TASK INSTRUCTIONS >> Copy out, character for character, the lines that run from the one with "483, 648, 593]" to the one with "549, 132, 578]", including both of those lines.

Rows from a dataset
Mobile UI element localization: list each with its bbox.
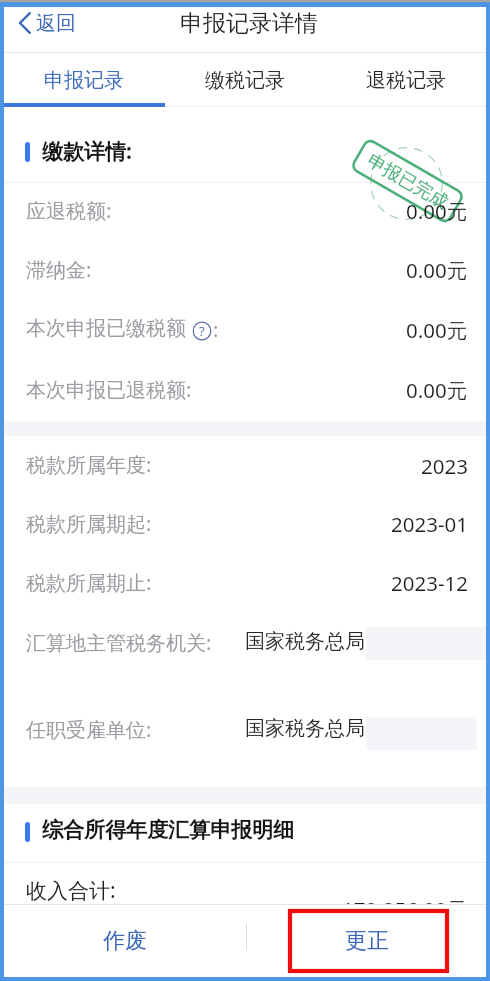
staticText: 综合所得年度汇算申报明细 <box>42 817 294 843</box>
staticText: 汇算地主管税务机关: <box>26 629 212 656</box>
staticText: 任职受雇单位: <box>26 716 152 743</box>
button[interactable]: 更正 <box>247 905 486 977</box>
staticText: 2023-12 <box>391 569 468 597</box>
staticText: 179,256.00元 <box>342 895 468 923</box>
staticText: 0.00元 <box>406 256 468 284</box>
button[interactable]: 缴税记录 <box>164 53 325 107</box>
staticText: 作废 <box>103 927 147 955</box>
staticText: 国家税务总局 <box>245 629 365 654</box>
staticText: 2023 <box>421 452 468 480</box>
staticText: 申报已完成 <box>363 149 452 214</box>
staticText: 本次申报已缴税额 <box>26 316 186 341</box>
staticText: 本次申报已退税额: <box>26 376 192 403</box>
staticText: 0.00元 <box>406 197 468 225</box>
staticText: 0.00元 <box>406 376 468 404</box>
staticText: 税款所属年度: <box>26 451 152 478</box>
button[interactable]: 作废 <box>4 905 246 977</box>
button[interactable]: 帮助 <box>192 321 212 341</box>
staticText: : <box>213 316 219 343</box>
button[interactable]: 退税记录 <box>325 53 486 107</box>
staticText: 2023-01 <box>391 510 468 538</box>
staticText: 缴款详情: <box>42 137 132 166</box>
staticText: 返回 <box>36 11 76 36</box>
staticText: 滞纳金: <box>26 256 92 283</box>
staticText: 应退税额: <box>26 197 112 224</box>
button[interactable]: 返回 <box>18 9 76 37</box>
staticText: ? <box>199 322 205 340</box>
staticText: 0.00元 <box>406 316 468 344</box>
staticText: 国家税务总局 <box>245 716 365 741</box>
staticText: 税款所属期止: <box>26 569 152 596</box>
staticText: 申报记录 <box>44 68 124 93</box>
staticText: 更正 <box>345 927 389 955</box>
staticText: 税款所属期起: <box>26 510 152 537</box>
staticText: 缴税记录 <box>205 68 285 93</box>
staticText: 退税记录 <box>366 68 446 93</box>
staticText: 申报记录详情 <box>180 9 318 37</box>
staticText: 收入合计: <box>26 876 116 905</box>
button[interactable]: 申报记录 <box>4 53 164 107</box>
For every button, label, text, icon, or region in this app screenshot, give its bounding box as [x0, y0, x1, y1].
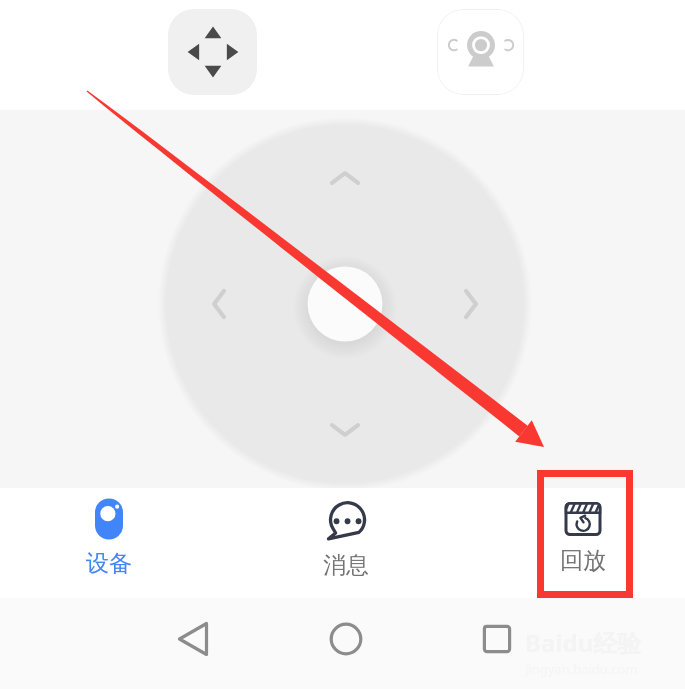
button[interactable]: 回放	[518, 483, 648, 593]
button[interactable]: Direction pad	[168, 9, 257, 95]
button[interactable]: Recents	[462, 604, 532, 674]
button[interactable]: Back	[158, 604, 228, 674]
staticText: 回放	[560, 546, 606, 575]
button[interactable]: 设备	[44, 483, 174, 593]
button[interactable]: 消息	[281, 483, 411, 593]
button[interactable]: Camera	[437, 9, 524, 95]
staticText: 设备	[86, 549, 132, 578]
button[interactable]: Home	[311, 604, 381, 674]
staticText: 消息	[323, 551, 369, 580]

RESPONSE >>
button[interactable]: 回放	[518, 483, 648, 593]
button[interactable]: Direction pad	[168, 9, 257, 95]
button[interactable]: Recents	[462, 604, 532, 674]
button[interactable]: Back	[158, 604, 228, 674]
staticText: 回放	[560, 546, 606, 575]
button[interactable]: 设备	[44, 483, 174, 593]
button[interactable]: 消息	[281, 483, 411, 593]
button[interactable]: Camera	[437, 9, 524, 95]
staticText: 设备	[86, 549, 132, 578]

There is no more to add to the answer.